▸ EXERCISE REQUIREMENTS
Transcribe the material in full, exactly as written.

▸ EXTRACTED RECORDS
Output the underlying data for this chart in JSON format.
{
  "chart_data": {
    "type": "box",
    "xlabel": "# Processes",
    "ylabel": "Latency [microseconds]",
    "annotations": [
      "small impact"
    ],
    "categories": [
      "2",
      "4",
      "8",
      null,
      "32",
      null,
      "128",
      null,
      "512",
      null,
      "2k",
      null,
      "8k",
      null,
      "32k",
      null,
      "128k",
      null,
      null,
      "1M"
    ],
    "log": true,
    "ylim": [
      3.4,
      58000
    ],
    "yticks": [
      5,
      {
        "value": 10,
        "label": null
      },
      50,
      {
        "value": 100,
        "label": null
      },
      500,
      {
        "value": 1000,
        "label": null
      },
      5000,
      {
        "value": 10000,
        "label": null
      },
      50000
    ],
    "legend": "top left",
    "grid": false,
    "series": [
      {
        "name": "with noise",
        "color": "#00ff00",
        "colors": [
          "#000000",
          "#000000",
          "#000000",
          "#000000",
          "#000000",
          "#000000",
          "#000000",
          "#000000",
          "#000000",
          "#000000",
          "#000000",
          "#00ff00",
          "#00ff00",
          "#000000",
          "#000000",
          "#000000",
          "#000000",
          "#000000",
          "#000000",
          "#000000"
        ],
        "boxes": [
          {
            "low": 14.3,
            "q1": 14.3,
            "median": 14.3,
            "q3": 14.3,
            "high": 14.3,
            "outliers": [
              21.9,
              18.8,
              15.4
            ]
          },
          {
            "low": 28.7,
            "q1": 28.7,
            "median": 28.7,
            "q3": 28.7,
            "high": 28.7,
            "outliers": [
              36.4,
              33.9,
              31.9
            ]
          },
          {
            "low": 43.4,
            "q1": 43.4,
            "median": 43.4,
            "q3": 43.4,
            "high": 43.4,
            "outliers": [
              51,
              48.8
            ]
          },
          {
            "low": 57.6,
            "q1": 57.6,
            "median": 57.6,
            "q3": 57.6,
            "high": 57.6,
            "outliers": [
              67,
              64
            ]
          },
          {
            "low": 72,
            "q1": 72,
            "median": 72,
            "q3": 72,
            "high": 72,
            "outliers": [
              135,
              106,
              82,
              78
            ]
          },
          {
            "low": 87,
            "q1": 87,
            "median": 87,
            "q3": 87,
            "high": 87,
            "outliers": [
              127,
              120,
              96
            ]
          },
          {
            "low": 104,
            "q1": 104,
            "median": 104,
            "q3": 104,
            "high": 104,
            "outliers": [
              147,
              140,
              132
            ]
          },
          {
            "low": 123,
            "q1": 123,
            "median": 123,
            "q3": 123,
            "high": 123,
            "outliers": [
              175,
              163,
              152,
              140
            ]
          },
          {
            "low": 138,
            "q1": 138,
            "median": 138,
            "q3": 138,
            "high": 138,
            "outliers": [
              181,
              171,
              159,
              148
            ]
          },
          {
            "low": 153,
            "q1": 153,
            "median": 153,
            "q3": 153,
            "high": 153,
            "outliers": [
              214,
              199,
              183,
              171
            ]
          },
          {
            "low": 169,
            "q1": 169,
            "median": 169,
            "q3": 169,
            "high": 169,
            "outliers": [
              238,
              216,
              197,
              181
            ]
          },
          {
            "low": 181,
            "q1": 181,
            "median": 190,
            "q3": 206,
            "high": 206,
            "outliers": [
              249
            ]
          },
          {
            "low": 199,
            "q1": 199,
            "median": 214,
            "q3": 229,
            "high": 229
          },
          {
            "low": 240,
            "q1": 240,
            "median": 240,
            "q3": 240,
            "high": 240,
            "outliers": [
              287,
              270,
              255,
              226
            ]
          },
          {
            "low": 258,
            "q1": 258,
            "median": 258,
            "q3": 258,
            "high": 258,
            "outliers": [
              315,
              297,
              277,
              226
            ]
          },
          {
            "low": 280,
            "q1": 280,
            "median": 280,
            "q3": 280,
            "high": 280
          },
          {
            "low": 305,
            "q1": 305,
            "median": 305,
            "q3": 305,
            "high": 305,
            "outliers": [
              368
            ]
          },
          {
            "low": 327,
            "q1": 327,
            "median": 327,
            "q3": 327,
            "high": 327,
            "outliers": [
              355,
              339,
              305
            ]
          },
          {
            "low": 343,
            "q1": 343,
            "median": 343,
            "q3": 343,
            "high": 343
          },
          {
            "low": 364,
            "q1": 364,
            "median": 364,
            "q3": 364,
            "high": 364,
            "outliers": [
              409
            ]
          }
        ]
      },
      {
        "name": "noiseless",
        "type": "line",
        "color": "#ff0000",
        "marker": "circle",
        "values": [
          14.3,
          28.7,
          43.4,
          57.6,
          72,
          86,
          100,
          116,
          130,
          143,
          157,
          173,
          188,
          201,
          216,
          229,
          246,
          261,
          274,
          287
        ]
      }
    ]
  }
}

▸ COMPLETE ANSWER
Output the underlying data for this chart in JSON format.
{
  "chart_data": {
    "type": "box",
    "xlabel": "# Processes",
    "ylabel": "Latency [microseconds]",
    "annotations": [
      "small impact"
    ],
    "categories": [
      "2",
      "4",
      "8",
      null,
      "32",
      null,
      "128",
      null,
      "512",
      null,
      "2k",
      null,
      "8k",
      null,
      "32k",
      null,
      "128k",
      null,
      null,
      "1M"
    ],
    "log": true,
    "ylim": [
      3.4,
      58000
    ],
    "yticks": [
      5,
      {
        "value": 10,
        "label": null
      },
      50,
      {
        "value": 100,
        "label": null
      },
      500,
      {
        "value": 1000,
        "label": null
      },
      5000,
      {
        "value": 10000,
        "label": null
      },
      50000
    ],
    "legend": "top left",
    "grid": false,
    "series": [
      {
        "name": "with noise",
        "color": "#00ff00",
        "colors": [
          "#000000",
          "#000000",
          "#000000",
          "#000000",
          "#000000",
          "#000000",
          "#000000",
          "#000000",
          "#000000",
          "#000000",
          "#000000",
          "#00ff00",
          "#00ff00",
          "#000000",
          "#000000",
          "#000000",
          "#000000",
          "#000000",
          "#000000",
          "#000000"
        ],
        "boxes": [
          {
            "low": 14.3,
            "q1": 14.3,
            "median": 14.3,
            "q3": 14.3,
            "high": 14.3,
            "outliers": [
              21.9,
              18.8,
              15.4
            ]
          },
          {
            "low": 28.7,
            "q1": 28.7,
            "median": 28.7,
            "q3": 28.7,
            "high": 28.7,
            "outliers": [
              36.4,
              33.9,
              31.9
            ]
          },
          {
            "low": 43.4,
            "q1": 43.4,
            "median": 43.4,
            "q3": 43.4,
            "high": 43.4,
            "outliers": [
              51,
              48.8
            ]
          },
          {
            "low": 57.6,
            "q1": 57.6,
            "median": 57.6,
            "q3": 57.6,
            "high": 57.6,
            "outliers": [
              67,
              64
            ]
          },
          {
            "low": 72,
            "q1": 72,
            "median": 72,
            "q3": 72,
            "high": 72,
            "outliers": [
              135,
              106,
              82,
              78
            ]
          },
          {
            "low": 87,
            "q1": 87,
            "median": 87,
            "q3": 87,
            "high": 87,
            "outliers": [
              127,
              120,
              96
            ]
          },
          {
            "low": 104,
            "q1": 104,
            "median": 104,
            "q3": 104,
            "high": 104,
            "outliers": [
              147,
              140,
              132
            ]
          },
          {
            "low": 123,
            "q1": 123,
            "median": 123,
            "q3": 123,
            "high": 123,
            "outliers": [
              175,
              163,
              152,
              140
            ]
          },
          {
            "low": 138,
            "q1": 138,
            "median": 138,
            "q3": 138,
            "high": 138,
            "outliers": [
              181,
              171,
              159,
              148
            ]
          },
          {
            "low": 153,
            "q1": 153,
            "median": 153,
            "q3": 153,
            "high": 153,
            "outliers": [
              214,
              199,
              183,
              171
            ]
          },
          {
            "low": 169,
            "q1": 169,
            "median": 169,
            "q3": 169,
            "high": 169,
            "outliers": [
              238,
              216,
              197,
              181
            ]
          },
          {
            "low": 181,
            "q1": 181,
            "median": 190,
            "q3": 206,
            "high": 206,
            "outliers": [
              249
            ]
          },
          {
            "low": 199,
            "q1": 199,
            "median": 214,
            "q3": 229,
            "high": 229
          },
          {
            "low": 240,
            "q1": 240,
            "median": 240,
            "q3": 240,
            "high": 240,
            "outliers": [
              287,
              270,
              255,
              226
            ]
          },
          {
            "low": 258,
            "q1": 258,
            "median": 258,
            "q3": 258,
            "high": 258,
            "outliers": [
              315,
              297,
              277,
              226
            ]
          },
          {
            "low": 280,
            "q1": 280,
            "median": 280,
            "q3": 280,
            "high": 280
          },
          {
            "low": 305,
            "q1": 305,
            "median": 305,
            "q3": 305,
            "high": 305,
            "outliers": [
              368
            ]
          },
          {
            "low": 327,
            "q1": 327,
            "median": 327,
            "q3": 327,
            "high": 327,
            "outliers": [
              355,
              339,
              305
            ]
          },
          {
            "low": 343,
            "q1": 343,
            "median": 343,
            "q3": 343,
            "high": 343
          },
          {
            "low": 364,
            "q1": 364,
            "median": 364,
            "q3": 364,
            "high": 364,
            "outliers": [
              409
            ]
          }
        ]
      },
      {
        "name": "noiseless",
        "type": "line",
        "color": "#ff0000",
        "marker": "circle",
        "values": [
          14.3,
          28.7,
          43.4,
          57.6,
          72,
          86,
          100,
          116,
          130,
          143,
          157,
          173,
          188,
          201,
          216,
          229,
          246,
          261,
          274,
          287
        ]
      }
    ]
  }
}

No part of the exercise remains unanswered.